Work to complete:
Could you print all the entries exactly?

Extracted entries:
— BEGIN —
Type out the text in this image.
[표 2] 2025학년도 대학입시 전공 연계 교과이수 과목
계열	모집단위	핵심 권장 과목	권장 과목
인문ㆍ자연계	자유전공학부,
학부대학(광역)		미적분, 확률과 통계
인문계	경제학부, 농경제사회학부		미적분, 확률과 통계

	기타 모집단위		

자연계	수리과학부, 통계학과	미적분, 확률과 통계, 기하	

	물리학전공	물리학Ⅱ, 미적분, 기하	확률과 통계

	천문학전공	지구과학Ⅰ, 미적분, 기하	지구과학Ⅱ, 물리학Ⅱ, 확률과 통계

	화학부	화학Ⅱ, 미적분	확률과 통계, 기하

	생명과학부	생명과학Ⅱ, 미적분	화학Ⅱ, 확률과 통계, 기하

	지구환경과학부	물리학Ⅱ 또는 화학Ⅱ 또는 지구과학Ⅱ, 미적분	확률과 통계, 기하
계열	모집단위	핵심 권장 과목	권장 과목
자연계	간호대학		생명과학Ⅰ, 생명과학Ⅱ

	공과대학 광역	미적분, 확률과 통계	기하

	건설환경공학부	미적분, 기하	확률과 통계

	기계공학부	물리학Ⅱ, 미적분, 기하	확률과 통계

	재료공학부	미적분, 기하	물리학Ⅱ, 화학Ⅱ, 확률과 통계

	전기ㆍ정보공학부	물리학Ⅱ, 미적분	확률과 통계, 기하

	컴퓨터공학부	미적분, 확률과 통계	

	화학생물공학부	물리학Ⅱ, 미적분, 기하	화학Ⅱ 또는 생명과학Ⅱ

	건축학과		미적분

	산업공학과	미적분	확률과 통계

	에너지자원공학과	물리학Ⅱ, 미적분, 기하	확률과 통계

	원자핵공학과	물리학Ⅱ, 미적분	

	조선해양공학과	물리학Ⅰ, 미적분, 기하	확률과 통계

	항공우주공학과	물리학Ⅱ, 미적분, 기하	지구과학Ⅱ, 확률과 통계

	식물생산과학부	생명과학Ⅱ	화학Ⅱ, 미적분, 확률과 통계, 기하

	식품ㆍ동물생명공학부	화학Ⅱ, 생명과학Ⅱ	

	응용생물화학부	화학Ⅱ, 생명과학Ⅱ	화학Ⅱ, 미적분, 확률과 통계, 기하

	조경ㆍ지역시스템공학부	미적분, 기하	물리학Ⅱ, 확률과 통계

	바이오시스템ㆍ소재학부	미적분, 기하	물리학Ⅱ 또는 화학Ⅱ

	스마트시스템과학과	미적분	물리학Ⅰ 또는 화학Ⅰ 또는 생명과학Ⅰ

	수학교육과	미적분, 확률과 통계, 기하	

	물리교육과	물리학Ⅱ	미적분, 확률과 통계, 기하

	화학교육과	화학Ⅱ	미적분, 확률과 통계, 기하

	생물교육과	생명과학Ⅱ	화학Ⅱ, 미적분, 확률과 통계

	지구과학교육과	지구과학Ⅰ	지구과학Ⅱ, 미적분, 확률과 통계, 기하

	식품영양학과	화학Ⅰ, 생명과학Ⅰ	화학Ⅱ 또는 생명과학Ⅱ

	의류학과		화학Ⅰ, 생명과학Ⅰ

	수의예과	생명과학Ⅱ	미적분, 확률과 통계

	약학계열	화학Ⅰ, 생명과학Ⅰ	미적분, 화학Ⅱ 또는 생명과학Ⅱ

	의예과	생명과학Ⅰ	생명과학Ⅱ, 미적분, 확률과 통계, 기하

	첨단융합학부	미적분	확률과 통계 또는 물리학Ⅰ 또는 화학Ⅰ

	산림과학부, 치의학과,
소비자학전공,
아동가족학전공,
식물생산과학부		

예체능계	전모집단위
— END —
Final result:
Type out the text in this image.
[표 2] 2025학년도 대학입시 전공 연계 교과이수 과목
계열	모집단위	핵심 권장 과목	권장 과목
인문ㆍ자연계	자유전공학부,
학부대학(광역)		미적분, 확률과 통계
인문계	경제학부, 농경제사회학부		미적분, 확률과 통계

	기타 모집단위		

자연계	수리과학부, 통계학과	미적분, 확률과 통계, 기하	

	물리학전공	물리학Ⅱ, 미적분, 기하	확률과 통계

	천문학전공	지구과학Ⅰ, 미적분, 기하	지구과학Ⅱ, 물리학Ⅱ, 확률과 통계

	화학부	화학Ⅱ, 미적분	확률과 통계, 기하

	생명과학부	생명과학Ⅱ, 미적분	화학Ⅱ, 확률과 통계, 기하

	지구환경과학부	물리학Ⅱ 또는 화학Ⅱ 또는 지구과학Ⅱ, 미적분	확률과 통계, 기하
계열	모집단위	핵심 권장 과목	권장 과목
자연계	간호대학		생명과학Ⅰ, 생명과학Ⅱ

	공과대학 광역	미적분, 확률과 통계	기하

	건설환경공학부	미적분, 기하	확률과 통계

	기계공학부	물리학Ⅱ, 미적분, 기하	확률과 통계

	재료공학부	미적분, 기하	물리학Ⅱ, 화학Ⅱ, 확률과 통계

	전기ㆍ정보공학부	물리학Ⅱ, 미적분	확률과 통계, 기하

	컴퓨터공학부	미적분, 확률과 통계	

	화학생물공학부	물리학Ⅱ, 미적분, 기하	화학Ⅱ 또는 생명과학Ⅱ

	건축학과		미적분

	산업공학과	미적분	확률과 통계

	에너지자원공학과	물리학Ⅱ, 미적분, 기하	확률과 통계

	원자핵공학과	물리학Ⅱ, 미적분	

	조선해양공학과	물리학Ⅰ, 미적분, 기하	확률과 통계

	항공우주공학과	물리학Ⅱ, 미적분, 기하	지구과학Ⅱ, 확률과 통계

	식물생산과학부	생명과학Ⅱ	화학Ⅱ, 미적분, 확률과 통계, 기하

	식품ㆍ동물생명공학부	화학Ⅱ, 생명과학Ⅱ	

	응용생물화학부	화학Ⅱ, 생명과학Ⅱ	화학Ⅱ, 미적분, 확률과 통계, 기하

	조경ㆍ지역시스템공학부	미적분, 기하	물리학Ⅱ, 확률과 통계

	바이오시스템ㆍ소재학부	미적분, 기하	물리학Ⅱ 또는 화학Ⅱ

	스마트시스템과학과	미적분	물리학Ⅰ 또는 화학Ⅰ 또는 생명과학Ⅰ

	수학교육과	미적분, 확률과 통계, 기하	

	물리교육과	물리학Ⅱ	미적분, 확률과 통계, 기하

	화학교육과	화학Ⅱ	미적분, 확률과 통계, 기하

	생물교육과	생명과학Ⅱ	화학Ⅱ, 미적분, 확률과 통계

	지구과학교육과	지구과학Ⅰ	지구과학Ⅱ, 미적분, 확률과 통계, 기하

	식품영양학과	화학Ⅰ, 생명과학Ⅰ	화학Ⅱ 또는 생명과학Ⅱ

	의류학과		화학Ⅰ, 생명과학Ⅰ

	수의예과	생명과학Ⅱ	미적분, 확률과 통계

	약학계열	화학Ⅰ, 생명과학Ⅰ	미적분, 화학Ⅱ 또는 생명과학Ⅱ

	의예과	생명과학Ⅰ	생명과학Ⅱ, 미적분, 확률과 통계, 기하

	첨단융합학부	미적분	확률과 통계 또는 물리학Ⅰ 또는 화학Ⅰ

	산림과학부, 치의학과,
소비자학전공,
아동가족학전공,
식물생산과학부		

예체능계	전모집단위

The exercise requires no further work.